In the entries that follow, how many lines hold the string "news"? Give only that number.
— start of Input for this task —
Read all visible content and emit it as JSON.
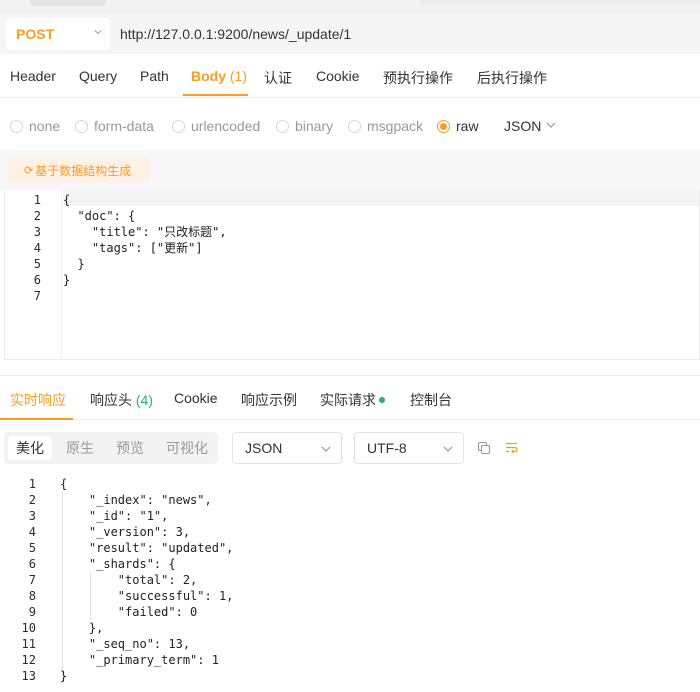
{
  "request": {
    "method": "POST",
    "url": "http://127.0.0.1:9200/news/_update/1"
  },
  "req_tabs": [
    {
      "label": "Header"
    },
    {
      "label": "Query"
    },
    {
      "label": "Path"
    },
    {
      "label": "Body",
      "count": "(1)",
      "active": true
    },
    {
      "label": "认证"
    },
    {
      "label": "Cookie"
    },
    {
      "label": "预执行操作"
    },
    {
      "label": "后执行操作"
    }
  ],
  "body_types": [
    {
      "label": "none"
    },
    {
      "label": "form-data"
    },
    {
      "label": "urlencoded"
    },
    {
      "label": "binary"
    },
    {
      "label": "msgpack"
    },
    {
      "label": "raw",
      "checked": true
    }
  ],
  "body_format": "JSON",
  "generate_button": "基于数据结构生成",
  "request_body_lines": [
    {
      "n": "1",
      "text": "{"
    },
    {
      "n": "2",
      "text": "  \"doc\": {"
    },
    {
      "n": "3",
      "text": "    \"title\": \"只改标题\","
    },
    {
      "n": "4",
      "text": "    \"tags\": [\"更新\"]"
    },
    {
      "n": "5",
      "text": "  }"
    },
    {
      "n": "6",
      "text": "}"
    },
    {
      "n": "7",
      "text": ""
    }
  ],
  "resp_tabs": [
    {
      "label": "实时响应",
      "active": true
    },
    {
      "label": "响应头",
      "count": "(4)"
    },
    {
      "label": "Cookie"
    },
    {
      "label": "响应示例"
    },
    {
      "label": "实际请求"
    },
    {
      "label": "控制台"
    }
  ],
  "view_modes": [
    {
      "label": "美化",
      "active": true
    },
    {
      "label": "原生"
    },
    {
      "label": "预览"
    },
    {
      "label": "可视化"
    }
  ],
  "resp_format": "JSON",
  "resp_encoding": "UTF-8",
  "response_lines": [
    {
      "n": "1",
      "text": "{"
    },
    {
      "n": "2",
      "text": "    \"_index\": \"news\","
    },
    {
      "n": "3",
      "text": "    \"_id\": \"1\","
    },
    {
      "n": "4",
      "text": "    \"_version\": 3,"
    },
    {
      "n": "5",
      "text": "    \"result\": \"updated\","
    },
    {
      "n": "6",
      "text": "    \"_shards\": {"
    },
    {
      "n": "7",
      "text": "        \"total\": 2,"
    },
    {
      "n": "8",
      "text": "        \"successful\": 1,"
    },
    {
      "n": "9",
      "text": "        \"failed\": 0"
    },
    {
      "n": "10",
      "text": "    },"
    },
    {
      "n": "11",
      "text": "    \"_seq_no\": 13,"
    },
    {
      "n": "12",
      "text": "    \"_primary_term\": 1"
    },
    {
      "n": "13",
      "text": "}"
    }
  ],
  "colors": {
    "accent": "#ff9a1f",
    "status_green": "#22b573"
  }
}
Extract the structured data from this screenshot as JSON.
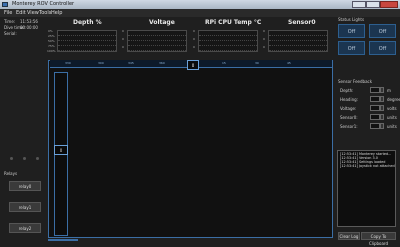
— end of Input for this task —
• _The answer_: 2